- **PROVIDED TEXT**
___
The ID of the Cognito user pool that Guacamole will authenticate against.

cognito-client-id

The Cognito app client ID which should be submitted to Cognito service when necessary. This value is provided to you by Cognito when you create an new app client.

cognito-redirect-uri

The URI that should be submitted to Cognito such that they can redirect the authenticated user back to Guacamole after the authentication process is complete. This must be the full URL that a user would enter into their browser to access Guacamole. It must also match the redirect URLs in the app client settings.

Optional Options

cognito-scope Defaults to openid

The space-separated list of OpenID scopes to request. OpenID scopes determine the information returned within the OpenID token, and thus affect what values can be used as an authenticated user's username.

cognito-username-claim-type Defaults to email

The claim type which contains the authenticated user's username within any valid JWT. By default, the email is used. Alternatively, sub can be used which is a unique UUID of the user which is constant even if the email address changes.

cognito-restrict-to-group Defaults to undefined

By default, any user that successfully authenticates against the Cognito user pool is granted access to Guacamole. Access can restricted to users that belong to a certain group in Cognito. To do so, provide the name of the Cognito user group as value.

cognito-identity-provider Defaults to undefined

Used to directly authenticate with a specific provider. For social sign-in the valid values are Facebook, Google, LoginWithAmazon and SignInWithApple. For Amazon Cognito user pools, the value is COGNITO. For other identity providers this would be the name you assigned to the IdP in your user pool.

cognito-idp-identifier Defaults to undefined

Used to map to a provider name without exposing the provider name.

Automating Deployment

The configuration of the authentication extension for Cognito can be fully automated. This allows the deployment through CloudFormation or Terraform templates and cluster configurations. When launching the instance, provide the following UserData script. This will enable the Cognito authentication extension and write the configuration file. Since the IP address and hostname of the instance are not known at the time of the launch (required for the cognito-redirect-uri parameter), we recommend to attach an Elastic IP to the instance, create a DNS record that will point at the newly launched instance or attach the instance to an Application Load Balancer.
___
- **ENTRIES SUPPLIED**
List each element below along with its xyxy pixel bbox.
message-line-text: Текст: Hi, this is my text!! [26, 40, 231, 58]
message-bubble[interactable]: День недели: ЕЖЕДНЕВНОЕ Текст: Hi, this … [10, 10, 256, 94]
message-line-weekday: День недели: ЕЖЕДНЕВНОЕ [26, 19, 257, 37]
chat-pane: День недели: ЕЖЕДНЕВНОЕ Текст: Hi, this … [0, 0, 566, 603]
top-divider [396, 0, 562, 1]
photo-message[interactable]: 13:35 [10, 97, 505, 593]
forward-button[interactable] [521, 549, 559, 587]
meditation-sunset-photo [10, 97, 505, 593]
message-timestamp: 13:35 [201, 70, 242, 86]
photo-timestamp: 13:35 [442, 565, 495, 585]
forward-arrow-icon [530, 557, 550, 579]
___
- **PROMPT 1**
Using the Guacamole Cognito settings text, answer:
(a) What value does cognito-username-claim-type default to?
(b) Which value of cognito-identity-provider applies to Amazon Cognito user pools?
(c) Which two kinds of templates does the automated deployment section name?
- **PROMPT 2**
Write the next part of the Guacamole Cognito settings text, starting after its final sentence.

- **EXPECTED OUTPUT 1**
(a) email
(b) COGNITO
(c) CloudFormation and Terraform templates

- **EXPECTED OUTPUT 2**
#cloud-config
runcmd:
- >
ln -s ../available-extensions/guacamole-auth-cognito-1.2.0/guacamole-auth-cognito-1.2.0.jar
/home/ec2-user/guaws/guacamole/etc/extensions/guacamole-auth-0-cognito-1.2.0.jar
write_files:
- content: |
cognito-domain=my-company.auth.us-east-1.amazoncognito.com
cognito-user-pool-id=us-east-1_123abc987
cognito-client-id=1vkit2iqem9dmEXAMPLE
cognito-redirect-uri=https://129.254.129.254/
owner: root:root
permissions: '0644'
path: /home/ec2-user/guaws/guacamole/etc/guacamole.properties

Debugging Issues

I'm not being redirected to Cognito for authentication

Please check the Guacamole logs for any errors. Run guawsctl logs -f guac to dump the logs to your terminal session. Shortly after restarting the service (guawsctl restart guac) you should see the following line:

guac_1   | 14:46:40.448 [localhost-startStop-1] INFO  o.a.g.extension.ExtensionModule - Extension "Cognito Authentication Extension" loaded.
guac_1 | 14:46:41.715 [localhost-startStop-1] INFO o.a.g.extension.ExtensionModule - Extension "MySQL Authentication" loaded.
guac_1 | 14:46:41.720 [localhost-startStop-1] INFO o.a.g.extension.ExtensionModule - Extension "Adhoc Guacamole Connections" loaded.

Make sure that the "Cognito Authentication Extension" is loaded before the "MySQL Authentication" extension. If the order is different, make sure that the extension JAR file in /home/ec2-user/guaws/guacamole/etc/extensions/ is called guacamole-auth-0-cognito-1.2.0.jar Mind the -auth-0- part which ensures that the extension is loaded before any other auth extension).

If you don't see the "Cognito Authentication Extension" at all, make sure the link in /home/ec2-user/guaws/guacamole/etc/extensions/ resolves properly to the actual JAR file in /home/ec2-user/guaws/guacamole/etc/available-extensions/.